→ Short task:
Each entry below should be returned exactly as is, with the pictures removed.

→ Exercise material:
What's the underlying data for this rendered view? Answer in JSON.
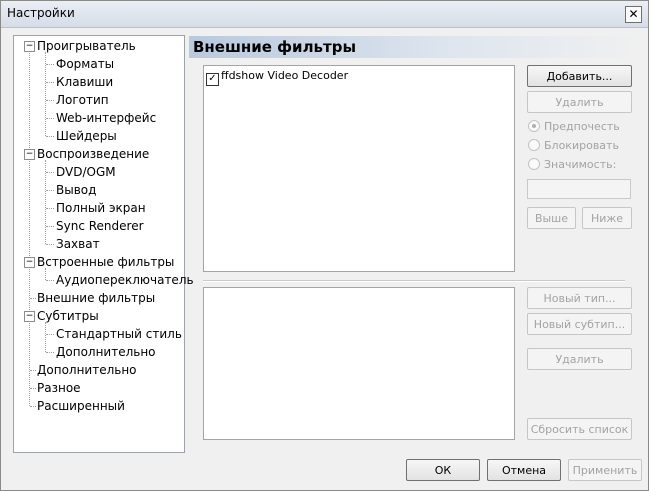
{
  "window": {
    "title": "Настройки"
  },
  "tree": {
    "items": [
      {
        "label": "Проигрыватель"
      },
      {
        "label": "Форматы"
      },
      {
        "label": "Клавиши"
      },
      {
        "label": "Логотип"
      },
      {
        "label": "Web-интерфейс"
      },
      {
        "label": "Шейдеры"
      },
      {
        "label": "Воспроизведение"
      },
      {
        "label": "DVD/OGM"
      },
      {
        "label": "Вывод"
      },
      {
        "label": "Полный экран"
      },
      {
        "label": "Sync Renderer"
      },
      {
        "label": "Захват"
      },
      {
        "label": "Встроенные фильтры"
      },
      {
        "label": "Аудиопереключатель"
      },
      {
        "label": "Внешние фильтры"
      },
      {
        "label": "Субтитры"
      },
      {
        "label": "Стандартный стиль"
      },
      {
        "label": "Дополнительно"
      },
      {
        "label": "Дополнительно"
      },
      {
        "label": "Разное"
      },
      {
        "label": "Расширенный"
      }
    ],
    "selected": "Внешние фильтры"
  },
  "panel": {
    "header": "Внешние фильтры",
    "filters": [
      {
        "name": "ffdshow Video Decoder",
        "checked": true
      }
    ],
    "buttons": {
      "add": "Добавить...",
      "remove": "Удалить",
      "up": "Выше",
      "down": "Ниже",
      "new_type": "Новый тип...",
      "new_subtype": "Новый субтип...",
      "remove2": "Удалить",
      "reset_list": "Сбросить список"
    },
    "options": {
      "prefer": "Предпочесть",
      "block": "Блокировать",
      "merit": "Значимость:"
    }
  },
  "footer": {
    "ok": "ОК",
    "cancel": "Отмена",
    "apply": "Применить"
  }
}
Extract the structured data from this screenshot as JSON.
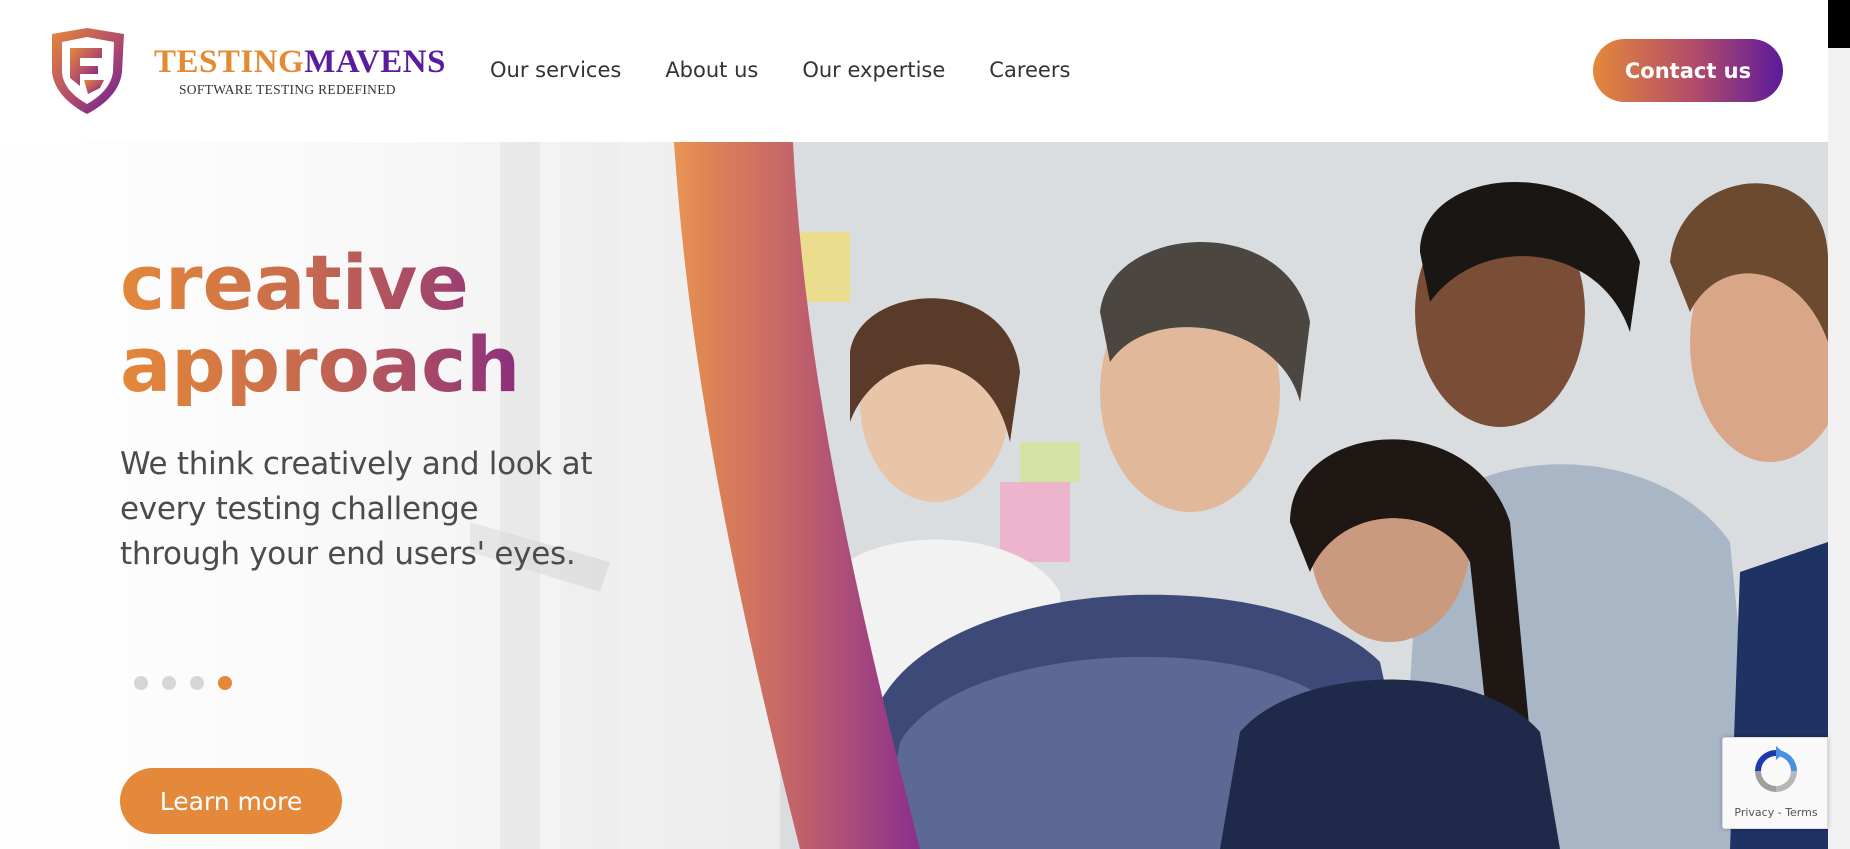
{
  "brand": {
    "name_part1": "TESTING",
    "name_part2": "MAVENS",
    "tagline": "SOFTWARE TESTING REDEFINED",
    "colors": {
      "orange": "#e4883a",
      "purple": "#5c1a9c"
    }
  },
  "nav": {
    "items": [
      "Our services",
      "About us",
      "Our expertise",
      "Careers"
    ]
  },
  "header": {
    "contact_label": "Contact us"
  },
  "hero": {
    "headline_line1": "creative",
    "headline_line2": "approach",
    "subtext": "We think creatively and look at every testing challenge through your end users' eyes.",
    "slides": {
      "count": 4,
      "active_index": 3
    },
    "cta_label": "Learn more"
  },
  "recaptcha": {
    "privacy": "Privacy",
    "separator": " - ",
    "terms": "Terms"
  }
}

→ Task output:
What's the underlying data for this rendered view? Answer in JSON.
{
  "window": {
    "title": "Настройки"
  },
  "tree": {
    "items": [
      {
        "label": "Проигрыватель"
      },
      {
        "label": "Форматы"
      },
      {
        "label": "Клавиши"
      },
      {
        "label": "Логотип"
      },
      {
        "label": "Web-интерфейс"
      },
      {
        "label": "Шейдеры"
      },
      {
        "label": "Воспроизведение"
      },
      {
        "label": "DVD/OGM"
      },
      {
        "label": "Вывод"
      },
      {
        "label": "Полный экран"
      },
      {
        "label": "Sync Renderer"
      },
      {
        "label": "Захват"
      },
      {
        "label": "Встроенные фильтры"
      },
      {
        "label": "Аудиопереключатель"
      },
      {
        "label": "Внешние фильтры"
      },
      {
        "label": "Субтитры"
      },
      {
        "label": "Стандартный стиль"
      },
      {
        "label": "Дополнительно"
      },
      {
        "label": "Дополнительно"
      },
      {
        "label": "Разное"
      },
      {
        "label": "Расширенный"
      }
    ],
    "selected": "Внешние фильтры"
  },
  "panel": {
    "header": "Внешние фильтры",
    "filters": [
      {
        "name": "ffdshow Video Decoder",
        "checked": true
      }
    ],
    "buttons": {
      "add": "Добавить...",
      "remove": "Удалить",
      "up": "Выше",
      "down": "Ниже",
      "new_type": "Новый тип...",
      "new_subtype": "Новый субтип...",
      "remove2": "Удалить",
      "reset_list": "Сбросить список"
    },
    "options": {
      "prefer": "Предпочесть",
      "block": "Блокировать",
      "merit": "Значимость:"
    }
  },
  "footer": {
    "ok": "ОК",
    "cancel": "Отмена",
    "apply": "Применить"
  }
}
Extract the structured data from this screenshot as JSON.
{
  "brand": {
    "name_part1": "TESTING",
    "name_part2": "MAVENS",
    "tagline": "SOFTWARE TESTING REDEFINED",
    "colors": {
      "orange": "#e4883a",
      "purple": "#5c1a9c"
    }
  },
  "nav": {
    "items": [
      "Our services",
      "About us",
      "Our expertise",
      "Careers"
    ]
  },
  "header": {
    "contact_label": "Contact us"
  },
  "hero": {
    "headline_line1": "creative",
    "headline_line2": "approach",
    "subtext": "We think creatively and look at every testing challenge through your end users' eyes.",
    "slides": {
      "count": 4,
      "active_index": 3
    },
    "cta_label": "Learn more"
  },
  "recaptcha": {
    "privacy": "Privacy",
    "separator": " - ",
    "terms": "Terms"
  }
}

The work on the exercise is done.